— Begin Given data —
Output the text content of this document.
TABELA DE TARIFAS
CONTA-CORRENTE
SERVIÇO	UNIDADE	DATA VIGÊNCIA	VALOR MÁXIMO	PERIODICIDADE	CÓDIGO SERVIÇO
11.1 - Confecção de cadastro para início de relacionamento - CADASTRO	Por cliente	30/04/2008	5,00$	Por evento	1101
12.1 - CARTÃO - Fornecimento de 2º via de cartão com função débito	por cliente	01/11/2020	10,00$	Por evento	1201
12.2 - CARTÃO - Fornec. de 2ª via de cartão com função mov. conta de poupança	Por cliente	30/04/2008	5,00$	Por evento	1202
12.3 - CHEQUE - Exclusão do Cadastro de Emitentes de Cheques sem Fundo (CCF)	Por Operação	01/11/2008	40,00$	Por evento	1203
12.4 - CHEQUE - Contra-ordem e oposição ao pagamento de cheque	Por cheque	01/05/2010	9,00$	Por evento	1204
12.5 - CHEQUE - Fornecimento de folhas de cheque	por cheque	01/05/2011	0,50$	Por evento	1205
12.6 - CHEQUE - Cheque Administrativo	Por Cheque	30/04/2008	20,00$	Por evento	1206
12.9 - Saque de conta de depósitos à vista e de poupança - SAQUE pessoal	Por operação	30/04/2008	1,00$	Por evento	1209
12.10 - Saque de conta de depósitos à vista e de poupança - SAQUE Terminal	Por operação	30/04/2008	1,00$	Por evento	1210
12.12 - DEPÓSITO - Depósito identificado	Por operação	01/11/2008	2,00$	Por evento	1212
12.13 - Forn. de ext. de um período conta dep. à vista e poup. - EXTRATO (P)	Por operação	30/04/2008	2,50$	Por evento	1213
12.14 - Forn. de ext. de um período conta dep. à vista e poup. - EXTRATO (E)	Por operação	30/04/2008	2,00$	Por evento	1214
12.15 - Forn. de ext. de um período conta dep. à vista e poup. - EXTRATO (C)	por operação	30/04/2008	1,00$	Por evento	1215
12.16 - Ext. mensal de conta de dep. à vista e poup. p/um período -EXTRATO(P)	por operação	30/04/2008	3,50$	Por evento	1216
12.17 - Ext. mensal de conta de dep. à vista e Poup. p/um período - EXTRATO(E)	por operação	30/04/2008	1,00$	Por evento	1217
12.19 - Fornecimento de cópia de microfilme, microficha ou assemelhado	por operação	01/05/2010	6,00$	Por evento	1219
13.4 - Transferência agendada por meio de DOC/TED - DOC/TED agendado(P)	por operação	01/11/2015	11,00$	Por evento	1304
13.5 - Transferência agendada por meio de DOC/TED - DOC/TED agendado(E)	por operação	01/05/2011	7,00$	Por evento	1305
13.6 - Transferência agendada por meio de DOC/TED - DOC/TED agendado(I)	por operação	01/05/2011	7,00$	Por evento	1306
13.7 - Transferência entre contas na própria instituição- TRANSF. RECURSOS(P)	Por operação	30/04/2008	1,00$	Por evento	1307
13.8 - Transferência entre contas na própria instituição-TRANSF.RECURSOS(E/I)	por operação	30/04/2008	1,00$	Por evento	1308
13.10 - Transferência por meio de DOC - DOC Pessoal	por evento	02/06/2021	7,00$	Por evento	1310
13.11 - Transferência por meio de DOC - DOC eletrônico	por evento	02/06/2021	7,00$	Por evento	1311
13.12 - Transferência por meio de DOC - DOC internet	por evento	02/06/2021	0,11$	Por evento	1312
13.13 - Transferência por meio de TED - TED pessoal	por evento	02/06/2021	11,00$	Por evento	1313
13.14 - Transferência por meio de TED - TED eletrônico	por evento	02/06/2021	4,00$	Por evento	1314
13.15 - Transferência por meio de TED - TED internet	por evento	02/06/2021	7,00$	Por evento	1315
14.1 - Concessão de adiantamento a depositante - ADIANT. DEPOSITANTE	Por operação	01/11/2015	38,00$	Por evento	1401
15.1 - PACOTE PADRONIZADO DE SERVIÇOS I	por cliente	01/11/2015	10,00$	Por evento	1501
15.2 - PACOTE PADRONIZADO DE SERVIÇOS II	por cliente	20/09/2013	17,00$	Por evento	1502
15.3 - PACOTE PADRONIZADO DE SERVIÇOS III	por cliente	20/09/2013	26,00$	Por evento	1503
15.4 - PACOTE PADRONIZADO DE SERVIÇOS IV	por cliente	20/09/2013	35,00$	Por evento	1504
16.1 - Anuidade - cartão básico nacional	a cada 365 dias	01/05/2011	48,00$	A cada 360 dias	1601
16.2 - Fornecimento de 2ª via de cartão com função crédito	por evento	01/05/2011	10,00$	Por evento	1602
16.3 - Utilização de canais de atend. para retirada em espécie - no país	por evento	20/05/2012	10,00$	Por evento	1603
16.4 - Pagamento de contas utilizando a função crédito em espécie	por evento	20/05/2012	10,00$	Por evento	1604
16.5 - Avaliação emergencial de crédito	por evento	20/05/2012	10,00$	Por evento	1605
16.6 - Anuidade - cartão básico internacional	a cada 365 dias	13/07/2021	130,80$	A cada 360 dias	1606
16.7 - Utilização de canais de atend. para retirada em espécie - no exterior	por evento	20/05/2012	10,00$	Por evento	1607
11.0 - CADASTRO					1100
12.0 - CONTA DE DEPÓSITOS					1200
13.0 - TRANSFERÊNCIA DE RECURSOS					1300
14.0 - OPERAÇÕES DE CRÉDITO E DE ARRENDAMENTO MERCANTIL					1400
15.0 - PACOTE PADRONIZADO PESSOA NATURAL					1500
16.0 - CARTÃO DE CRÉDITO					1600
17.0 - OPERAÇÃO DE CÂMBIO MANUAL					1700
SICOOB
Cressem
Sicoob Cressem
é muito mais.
— End Given data —
Identify all lines where the word "RECURSOS" shows up. Copy them.

▶ Worked solution
13.7 - Transferência entre contas na própria instituição- TRANSF. RECURSOS(P)	Por operação	30/04/2008	1,00$	Por evento	1307
13.8 - Transferência entre contas na própria instituição-TRANSF.RECURSOS(E/I)	por operação	30/04/2008	1,00$	Por evento	1308
13.0 - TRANSFERÊNCIA DE RECURSOS					1300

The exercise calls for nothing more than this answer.